Exercise objective:
Each line that holds the word "испытывают" counts once; give the total number of such lines and nothing else.

[BEGIN Data excerpts]

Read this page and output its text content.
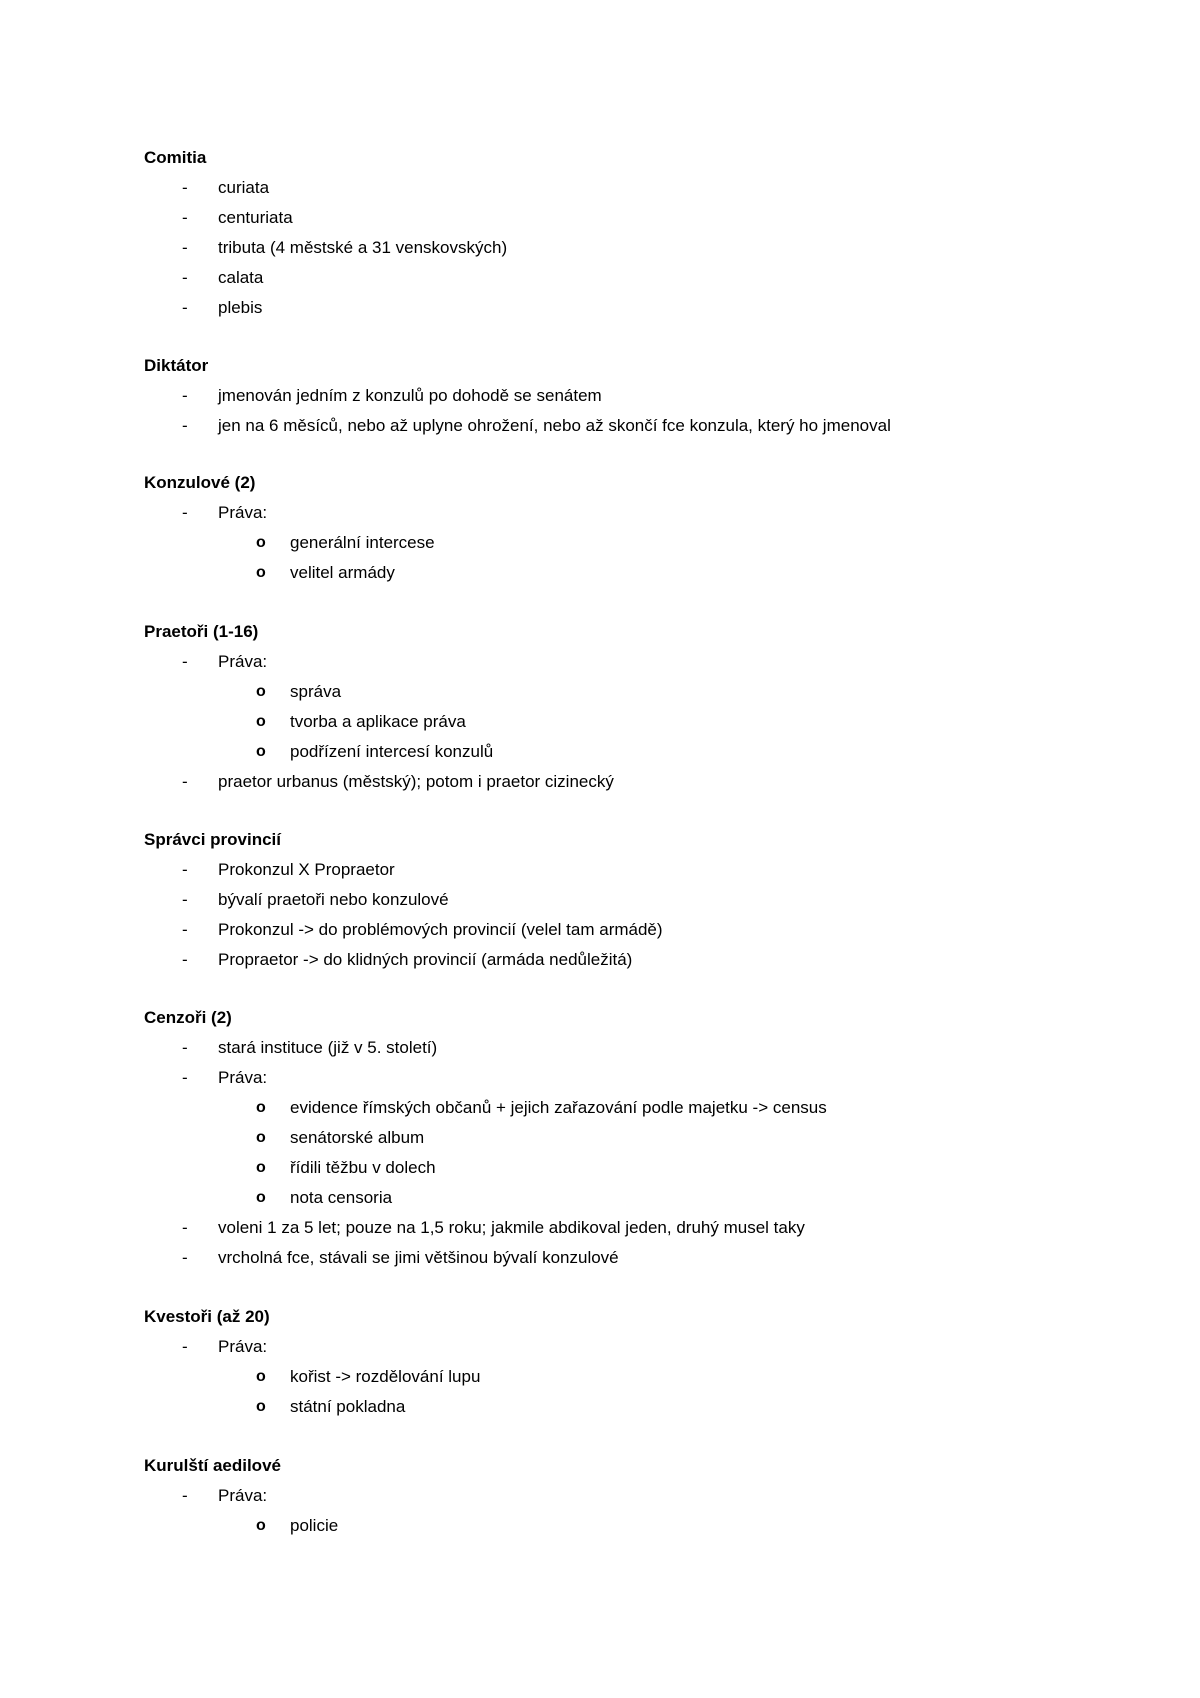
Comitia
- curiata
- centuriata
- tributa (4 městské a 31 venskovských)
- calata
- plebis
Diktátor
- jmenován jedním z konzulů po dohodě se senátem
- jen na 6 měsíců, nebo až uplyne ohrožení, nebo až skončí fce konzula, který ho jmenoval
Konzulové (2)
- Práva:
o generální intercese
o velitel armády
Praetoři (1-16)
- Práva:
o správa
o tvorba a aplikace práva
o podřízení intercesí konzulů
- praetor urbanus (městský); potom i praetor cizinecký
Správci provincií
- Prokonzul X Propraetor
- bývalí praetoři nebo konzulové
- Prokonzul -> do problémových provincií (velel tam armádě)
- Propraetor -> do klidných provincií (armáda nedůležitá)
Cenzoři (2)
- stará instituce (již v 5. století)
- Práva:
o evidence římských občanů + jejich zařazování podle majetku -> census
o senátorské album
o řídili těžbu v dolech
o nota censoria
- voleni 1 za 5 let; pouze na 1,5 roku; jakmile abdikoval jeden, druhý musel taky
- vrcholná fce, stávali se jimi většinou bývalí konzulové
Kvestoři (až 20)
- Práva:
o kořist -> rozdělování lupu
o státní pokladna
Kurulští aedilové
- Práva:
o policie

[END Data excerpts]
[BEGIN Data excerpts]

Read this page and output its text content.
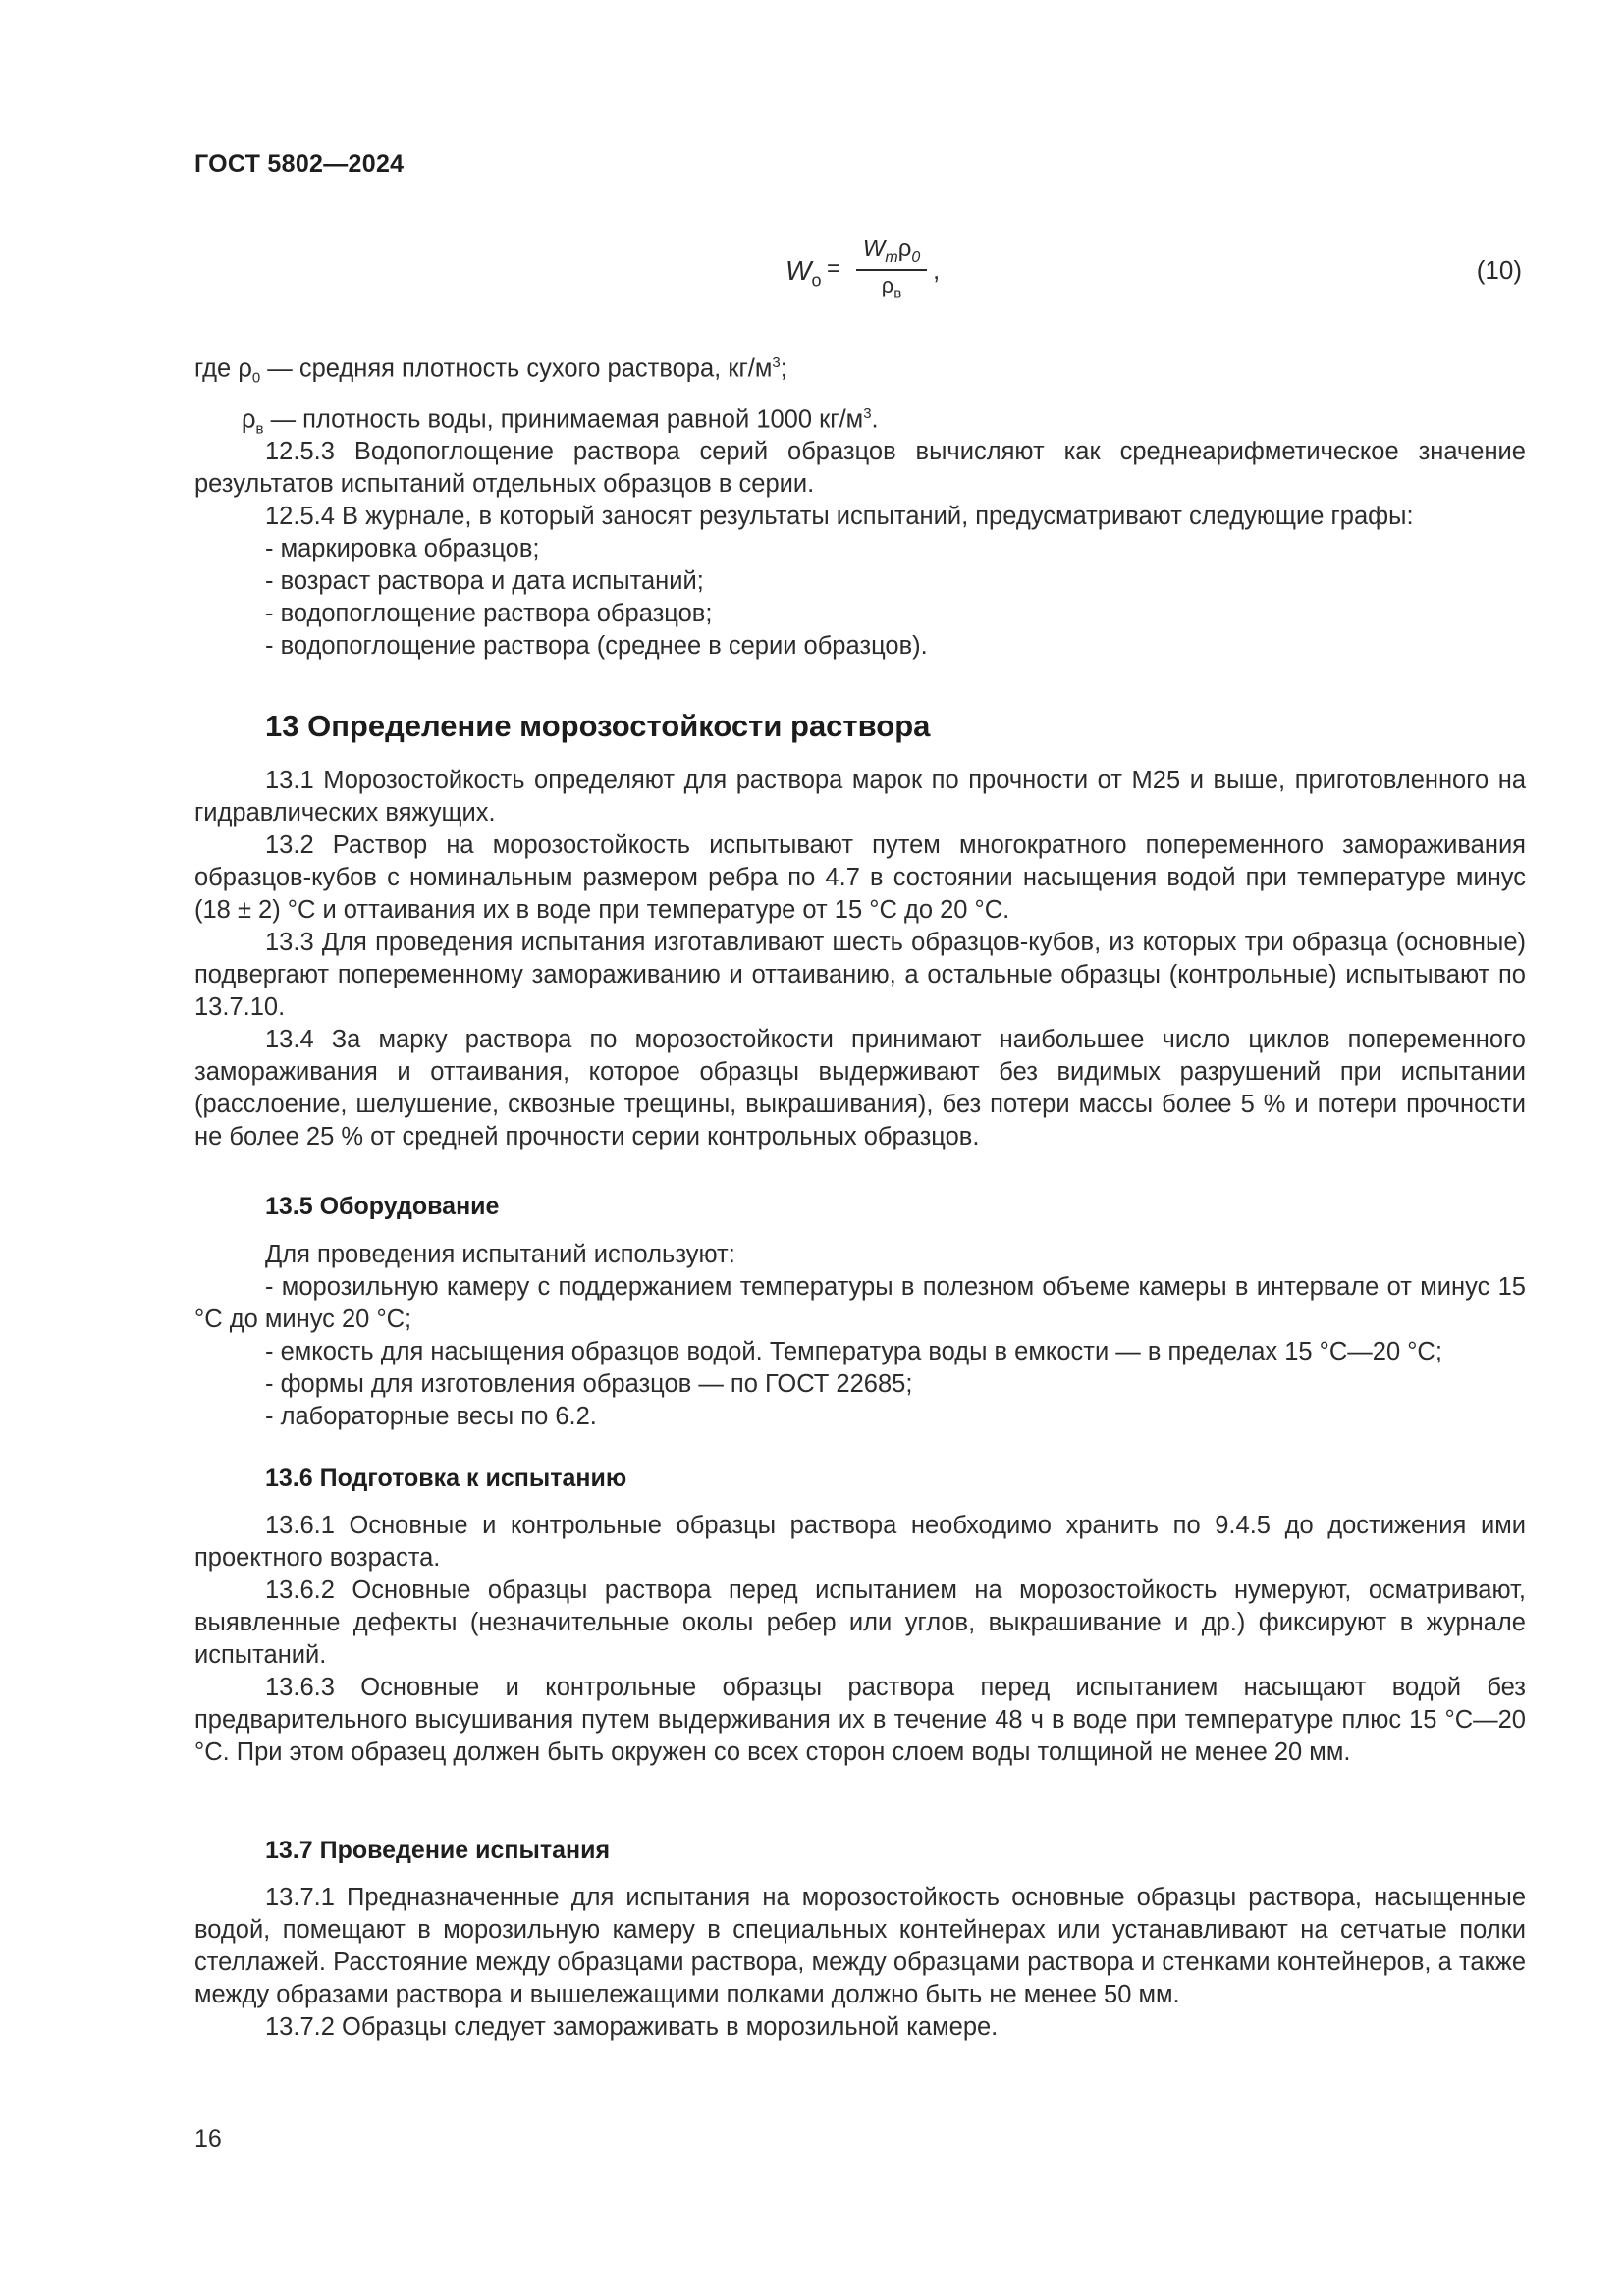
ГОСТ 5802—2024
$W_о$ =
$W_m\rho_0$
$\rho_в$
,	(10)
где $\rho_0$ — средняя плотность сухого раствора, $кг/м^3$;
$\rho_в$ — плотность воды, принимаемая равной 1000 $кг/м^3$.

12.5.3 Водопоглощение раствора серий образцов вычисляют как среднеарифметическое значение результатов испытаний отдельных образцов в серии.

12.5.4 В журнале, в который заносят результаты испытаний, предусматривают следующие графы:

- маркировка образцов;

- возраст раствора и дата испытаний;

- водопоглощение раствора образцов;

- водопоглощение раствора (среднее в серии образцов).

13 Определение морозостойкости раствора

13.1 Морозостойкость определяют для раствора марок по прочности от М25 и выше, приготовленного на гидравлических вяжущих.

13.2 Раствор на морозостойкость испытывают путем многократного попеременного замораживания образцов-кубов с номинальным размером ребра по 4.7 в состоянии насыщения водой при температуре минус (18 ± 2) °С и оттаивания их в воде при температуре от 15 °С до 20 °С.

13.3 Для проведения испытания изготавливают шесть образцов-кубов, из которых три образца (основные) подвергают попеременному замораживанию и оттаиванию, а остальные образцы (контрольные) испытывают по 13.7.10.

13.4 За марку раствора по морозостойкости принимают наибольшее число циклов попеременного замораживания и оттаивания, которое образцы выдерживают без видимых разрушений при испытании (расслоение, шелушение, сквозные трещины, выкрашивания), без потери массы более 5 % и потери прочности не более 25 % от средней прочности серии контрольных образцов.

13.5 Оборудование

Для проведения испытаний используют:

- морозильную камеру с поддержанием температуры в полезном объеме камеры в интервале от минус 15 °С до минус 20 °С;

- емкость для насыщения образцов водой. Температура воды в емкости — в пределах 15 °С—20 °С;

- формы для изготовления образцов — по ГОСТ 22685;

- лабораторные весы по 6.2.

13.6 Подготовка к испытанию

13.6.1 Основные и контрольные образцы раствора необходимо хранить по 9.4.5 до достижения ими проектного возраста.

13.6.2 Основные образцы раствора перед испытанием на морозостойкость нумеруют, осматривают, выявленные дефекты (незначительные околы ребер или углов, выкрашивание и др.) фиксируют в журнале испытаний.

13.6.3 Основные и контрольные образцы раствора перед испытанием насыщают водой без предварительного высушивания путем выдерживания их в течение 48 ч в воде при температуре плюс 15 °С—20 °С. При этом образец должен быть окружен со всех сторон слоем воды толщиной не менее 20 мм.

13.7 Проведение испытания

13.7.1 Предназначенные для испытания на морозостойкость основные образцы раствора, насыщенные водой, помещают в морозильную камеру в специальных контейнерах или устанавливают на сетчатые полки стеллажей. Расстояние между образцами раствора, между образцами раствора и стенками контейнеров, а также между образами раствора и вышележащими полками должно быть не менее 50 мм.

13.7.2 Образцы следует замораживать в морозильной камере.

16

[END Data excerpts]

Reply:
2